▶ **WORK INSTRUCTIONS**: Check every line of the entries for "JSON", and copy the lines that hold it.

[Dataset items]
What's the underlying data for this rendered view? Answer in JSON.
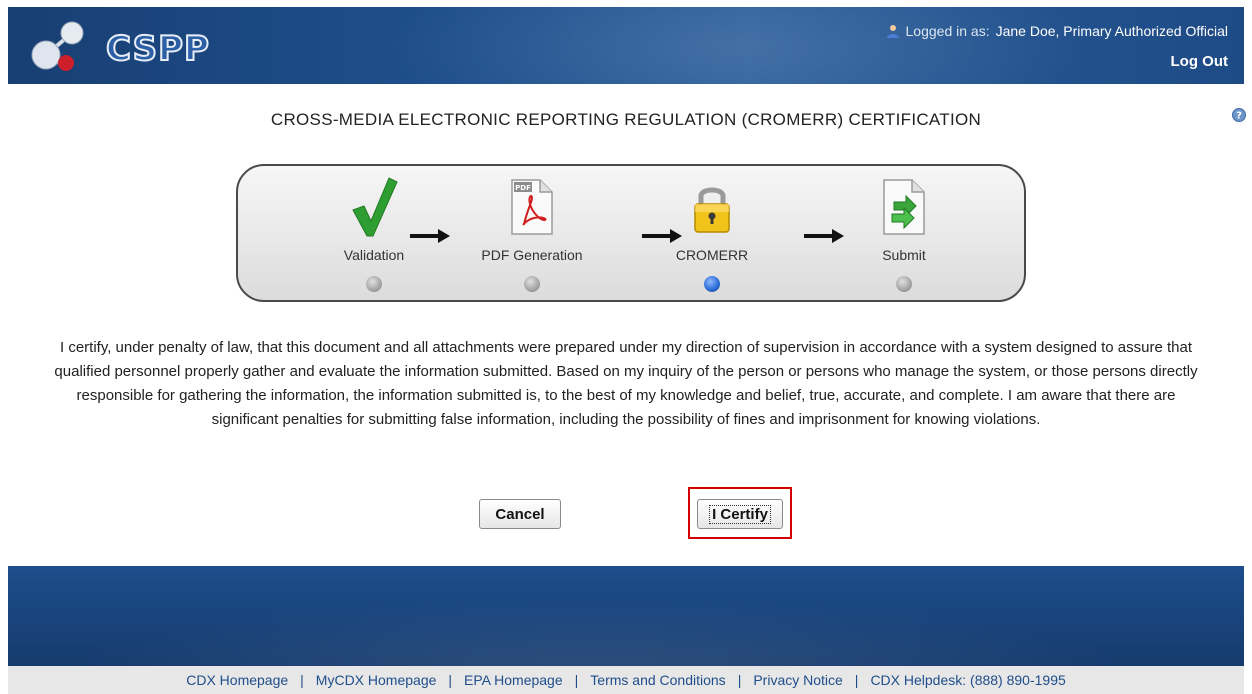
{
  "header": {
    "logo_text": "CSPP",
    "user_prefix": "Logged in as:",
    "user_name": "Jane Doe, Primary Authorized Official",
    "logout_label": "Log Out"
  },
  "page_title": "CROSS-MEDIA ELECTRONIC REPORTING REGULATION (CROMERR) CERTIFICATION",
  "progress": {
    "steps": [
      {
        "label": "Validation",
        "icon": "checkmark-icon",
        "active": false
      },
      {
        "label": "PDF Generation",
        "icon": "pdf-file-icon",
        "active": false
      },
      {
        "label": "CROMERR",
        "icon": "padlock-icon",
        "active": true
      },
      {
        "label": "Submit",
        "icon": "submit-document-icon",
        "active": false
      }
    ],
    "pdf_badge": "PDF"
  },
  "certification_text": "I certify, under penalty of law, that this document and all attachments were prepared under my direction of supervision in accordance with a system designed to assure that qualified personnel properly gather and evaluate the information submitted. Based on my inquiry of the person or persons who manage the system, or those persons directly responsible for gathering the information, the information submitted is, to the best of my knowledge and belief, true, accurate, and complete. I am aware that there are significant penalties for submitting false information, including the possibility of fines and imprisonment for knowing violations.",
  "buttons": {
    "cancel": "Cancel",
    "certify": "I Certify"
  },
  "footer": {
    "links": [
      "CDX Homepage",
      "MyCDX Homepage",
      "EPA Homepage",
      "Terms and Conditions",
      "Privacy Notice",
      "CDX Helpdesk: (888) 890-1995"
    ]
  },
  "colors": {
    "header_blue": "#1f4f8c",
    "highlight_red": "#d40000",
    "active_step_blue": "#2f6fd8"
  }
}
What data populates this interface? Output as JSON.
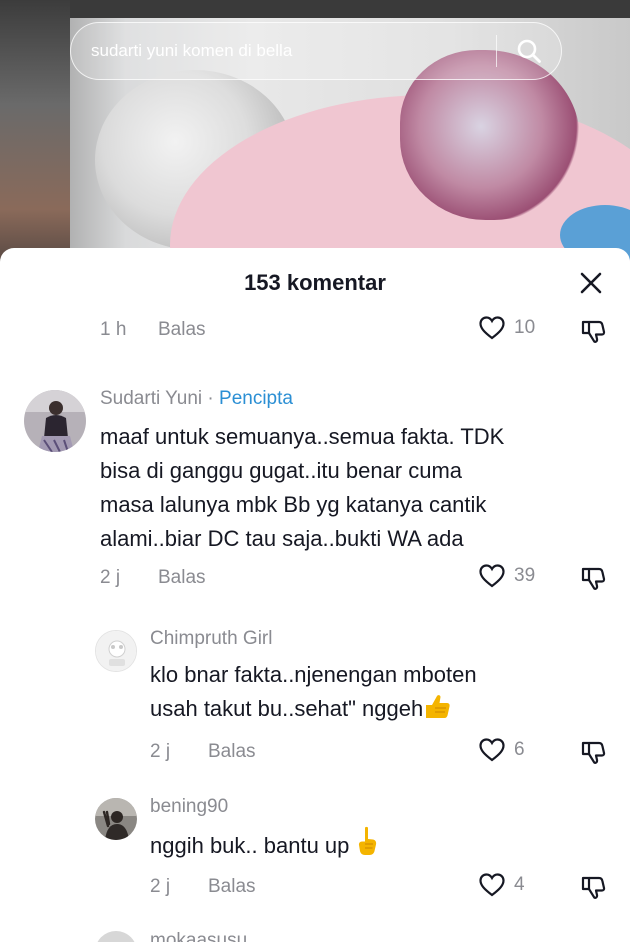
{
  "search": {
    "query": "sudarti yuni komen di bella",
    "icon": "search-icon"
  },
  "panel": {
    "title": "153 komentar",
    "close_icon": "close-icon"
  },
  "partial_top": {
    "time": "1 h",
    "reply_label": "Balas",
    "likes": "10"
  },
  "comments": [
    {
      "author": "Sudarti Yuni",
      "separator": "·",
      "badge": "Pencipta",
      "lines": [
        "maaf untuk semuanya..semua fakta. TDK",
        "bisa di ganggu gugat..itu benar cuma",
        "masa lalunya mbk Bb yg katanya cantik",
        "alami..biar DC tau saja..bukti WA ada"
      ],
      "time": "2 j",
      "reply_label": "Balas",
      "likes": "39"
    },
    {
      "author": "Chimpruth Girl",
      "lines": [
        "klo bnar fakta..njenengan mboten",
        "usah takut bu..sehat\" nggeh"
      ],
      "emoji": "thumbs-up",
      "time": "2 j",
      "reply_label": "Balas",
      "likes": "6"
    },
    {
      "author": "bening90",
      "lines": [
        "nggih buk.. bantu up"
      ],
      "emoji": "pointing-up",
      "time": "2 j",
      "reply_label": "Balas",
      "likes": "4"
    }
  ],
  "partial_bottom": {
    "author": "mokaasusu"
  },
  "colors": {
    "text": "#161823",
    "muted": "#8a8b91",
    "creator": "#2b8fd4",
    "emoji": "#f4b400"
  }
}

▶ **FINISHED ANSWER**:
What's the underlying data for this rendered view? Answer in JSON.
What data populates this interface? Output as JSON.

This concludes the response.